* Begin *
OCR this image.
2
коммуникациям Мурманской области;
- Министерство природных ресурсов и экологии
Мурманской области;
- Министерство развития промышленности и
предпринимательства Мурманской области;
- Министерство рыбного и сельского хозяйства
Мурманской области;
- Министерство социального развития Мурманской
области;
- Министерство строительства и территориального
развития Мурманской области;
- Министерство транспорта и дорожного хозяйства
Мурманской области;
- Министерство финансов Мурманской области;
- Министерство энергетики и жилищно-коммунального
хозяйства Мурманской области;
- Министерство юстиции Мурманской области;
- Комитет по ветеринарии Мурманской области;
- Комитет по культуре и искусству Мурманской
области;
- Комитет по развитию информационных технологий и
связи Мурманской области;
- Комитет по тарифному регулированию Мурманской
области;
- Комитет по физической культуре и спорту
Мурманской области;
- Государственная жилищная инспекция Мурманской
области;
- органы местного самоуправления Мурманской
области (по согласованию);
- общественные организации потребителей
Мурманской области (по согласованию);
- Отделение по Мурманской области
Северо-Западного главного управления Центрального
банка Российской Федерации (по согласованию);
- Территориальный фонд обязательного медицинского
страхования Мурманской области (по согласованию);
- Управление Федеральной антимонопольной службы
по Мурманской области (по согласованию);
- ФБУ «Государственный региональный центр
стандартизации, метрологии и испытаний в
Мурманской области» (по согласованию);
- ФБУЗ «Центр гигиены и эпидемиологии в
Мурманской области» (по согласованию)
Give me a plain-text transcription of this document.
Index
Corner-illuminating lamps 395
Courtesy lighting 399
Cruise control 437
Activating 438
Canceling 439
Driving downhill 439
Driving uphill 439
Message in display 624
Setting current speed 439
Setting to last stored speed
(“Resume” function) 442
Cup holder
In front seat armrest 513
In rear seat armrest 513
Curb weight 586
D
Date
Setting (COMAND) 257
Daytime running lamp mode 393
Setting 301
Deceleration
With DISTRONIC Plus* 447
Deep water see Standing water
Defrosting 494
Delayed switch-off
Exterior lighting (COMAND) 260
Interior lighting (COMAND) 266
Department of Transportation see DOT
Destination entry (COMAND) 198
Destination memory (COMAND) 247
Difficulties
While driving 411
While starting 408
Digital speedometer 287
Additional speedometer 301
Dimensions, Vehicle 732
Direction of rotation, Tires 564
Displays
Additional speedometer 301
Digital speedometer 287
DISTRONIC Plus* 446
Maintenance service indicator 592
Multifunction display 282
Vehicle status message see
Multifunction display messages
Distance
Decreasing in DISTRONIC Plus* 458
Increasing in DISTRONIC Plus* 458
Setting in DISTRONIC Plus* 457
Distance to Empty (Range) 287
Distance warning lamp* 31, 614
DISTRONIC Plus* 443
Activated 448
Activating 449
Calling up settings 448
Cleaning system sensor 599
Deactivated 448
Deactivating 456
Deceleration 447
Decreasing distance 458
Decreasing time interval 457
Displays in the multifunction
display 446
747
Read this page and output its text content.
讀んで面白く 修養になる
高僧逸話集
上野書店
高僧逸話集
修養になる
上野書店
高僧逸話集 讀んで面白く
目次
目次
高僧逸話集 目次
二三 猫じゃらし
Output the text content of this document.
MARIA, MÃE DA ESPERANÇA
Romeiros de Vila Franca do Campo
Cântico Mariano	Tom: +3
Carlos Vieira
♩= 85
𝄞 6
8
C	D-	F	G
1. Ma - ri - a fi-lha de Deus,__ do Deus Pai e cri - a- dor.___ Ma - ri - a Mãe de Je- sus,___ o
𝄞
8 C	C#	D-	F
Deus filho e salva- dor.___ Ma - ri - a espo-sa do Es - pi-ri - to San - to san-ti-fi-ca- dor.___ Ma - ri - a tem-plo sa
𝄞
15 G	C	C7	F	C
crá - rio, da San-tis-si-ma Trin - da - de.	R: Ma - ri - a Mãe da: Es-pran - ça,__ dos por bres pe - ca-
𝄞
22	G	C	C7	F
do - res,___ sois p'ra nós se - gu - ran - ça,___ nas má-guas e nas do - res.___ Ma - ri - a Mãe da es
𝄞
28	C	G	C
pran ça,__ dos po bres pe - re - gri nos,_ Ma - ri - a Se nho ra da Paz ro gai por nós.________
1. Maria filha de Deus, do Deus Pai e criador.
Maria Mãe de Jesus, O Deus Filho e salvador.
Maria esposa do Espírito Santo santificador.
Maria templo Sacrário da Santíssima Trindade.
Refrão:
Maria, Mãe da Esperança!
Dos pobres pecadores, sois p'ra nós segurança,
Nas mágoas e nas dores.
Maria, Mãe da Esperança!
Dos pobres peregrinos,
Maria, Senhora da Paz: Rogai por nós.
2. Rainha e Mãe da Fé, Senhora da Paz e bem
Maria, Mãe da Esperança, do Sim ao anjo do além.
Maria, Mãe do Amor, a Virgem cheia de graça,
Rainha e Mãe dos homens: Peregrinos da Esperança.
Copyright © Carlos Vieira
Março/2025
* End *
**Aim**
Write out every entry verbatim.

**Response to this task**
OCR this image.
2
коммуникациям Мурманской области;
- Министерство природных ресурсов и экологии
Мурманской области;
- Министерство развития промышленности и
предпринимательства Мурманской области;
- Министерство рыбного и сельского хозяйства
Мурманской области;
- Министерство социального развития Мурманской
области;
- Министерство строительства и территориального
развития Мурманской области;
- Министерство транспорта и дорожного хозяйства
Мурманской области;
- Министерство финансов Мурманской области;
- Министерство энергетики и жилищно-коммунального
хозяйства Мурманской области;
- Министерство юстиции Мурманской области;
- Комитет по ветеринарии Мурманской области;
- Комитет по культуре и искусству Мурманской
области;
- Комитет по развитию информационных технологий и
связи Мурманской области;
- Комитет по тарифному регулированию Мурманской
области;
- Комитет по физической культуре и спорту
Мурманской области;
- Государственная жилищная инспекция Мурманской
области;
- органы местного самоуправления Мурманской
области (по согласованию);
- общественные организации потребителей
Мурманской области (по согласованию);
- Отделение по Мурманской области
Северо-Западного главного управления Центрального
банка Российской Федерации (по согласованию);
- Территориальный фонд обязательного медицинского
страхования Мурманской области (по согласованию);
- Управление Федеральной антимонопольной службы
по Мурманской области (по согласованию);
- ФБУ «Государственный региональный центр
стандартизации, метрологии и испытаний в
Мурманской области» (по согласованию);
- ФБУЗ «Центр гигиены и эпидемиологии в
Мурманской области» (по согласованию)
Give me a plain-text transcription of this document.
Index
Corner-illuminating lamps 395
Courtesy lighting 399
Cruise control 437
Activating 438
Canceling 439
Driving downhill 439
Driving uphill 439
Message in display 624
Setting current speed 439
Setting to last stored speed
(“Resume” function) 442
Cup holder
In front seat armrest 513
In rear seat armrest 513
Curb weight 586
D
Date
Setting (COMAND) 257
Daytime running lamp mode 393
Setting 301
Deceleration
With DISTRONIC Plus* 447
Deep water see Standing water
Defrosting 494
Delayed switch-off
Exterior lighting (COMAND) 260
Interior lighting (COMAND) 266
Department of Transportation see DOT
Destination entry (COMAND) 198
Destination memory (COMAND) 247
Difficulties
While driving 411
While starting 408
Digital speedometer 287
Additional speedometer 301
Dimensions, Vehicle 732
Direction of rotation, Tires 564
Displays
Additional speedometer 301
Digital speedometer 287
DISTRONIC Plus* 446
Maintenance service indicator 592
Multifunction display 282
Vehicle status message see
Multifunction display messages
Distance
Decreasing in DISTRONIC Plus* 458
Increasing in DISTRONIC Plus* 458
Setting in DISTRONIC Plus* 457
Distance to Empty (Range) 287
Distance warning lamp* 31, 614
DISTRONIC Plus* 443
Activated 448
Activating 449
Calling up settings 448
Cleaning system sensor 599
Deactivated 448
Deactivating 456
Deceleration 447
Decreasing distance 458
Decreasing time interval 457
Displays in the multifunction
display 446
747
Read this page and output its text content.
讀んで面白く 修養になる
高僧逸話集
上野書店
高僧逸話集
修養になる
上野書店
高僧逸話集 讀んで面白く
目次
目次
高僧逸話集 目次
二三 猫じゃらし
Output the text content of this document.
MARIA, MÃE DA ESPERANÇA
Romeiros de Vila Franca do Campo
Cântico Mariano	Tom: +3
Carlos Vieira
♩= 85
𝄞 6
8
C	D-	F	G
1. Ma - ri - a fi-lha de Deus,__ do Deus Pai e cri - a- dor.___ Ma - ri - a Mãe de Je- sus,___ o
𝄞
8 C	C#	D-	F
Deus filho e salva- dor.___ Ma - ri - a espo-sa do Es - pi-ri - to San - to san-ti-fi-ca- dor.___ Ma - ri - a tem-plo sa
𝄞
15 G	C	C7	F	C
crá - rio, da San-tis-si-ma Trin - da - de.	R: Ma - ri - a Mãe da: Es-pran - ça,__ dos por bres pe - ca-
𝄞
22	G	C	C7	F
do - res,___ sois p'ra nós se - gu - ran - ça,___ nas má-guas e nas do - res.___ Ma - ri - a Mãe da es
𝄞
28	C	G	C
pran ça,__ dos po bres pe - re - gri nos,_ Ma - ri - a Se nho ra da Paz ro gai por nós.________
1. Maria filha de Deus, do Deus Pai e criador.
Maria Mãe de Jesus, O Deus Filho e salvador.
Maria esposa do Espírito Santo santificador.
Maria templo Sacrário da Santíssima Trindade.
Refrão:
Maria, Mãe da Esperança!
Dos pobres pecadores, sois p'ra nós segurança,
Nas mágoas e nas dores.
Maria, Mãe da Esperança!
Dos pobres peregrinos,
Maria, Senhora da Paz: Rogai por nós.
2. Rainha e Mãe da Fé, Senhora da Paz e bem
Maria, Mãe da Esperança, do Sim ao anjo do além.
Maria, Mãe do Amor, a Virgem cheia de graça,
Rainha e Mãe dos homens: Peregrinos da Esperança.
Copyright © Carlos Vieira
Março/2025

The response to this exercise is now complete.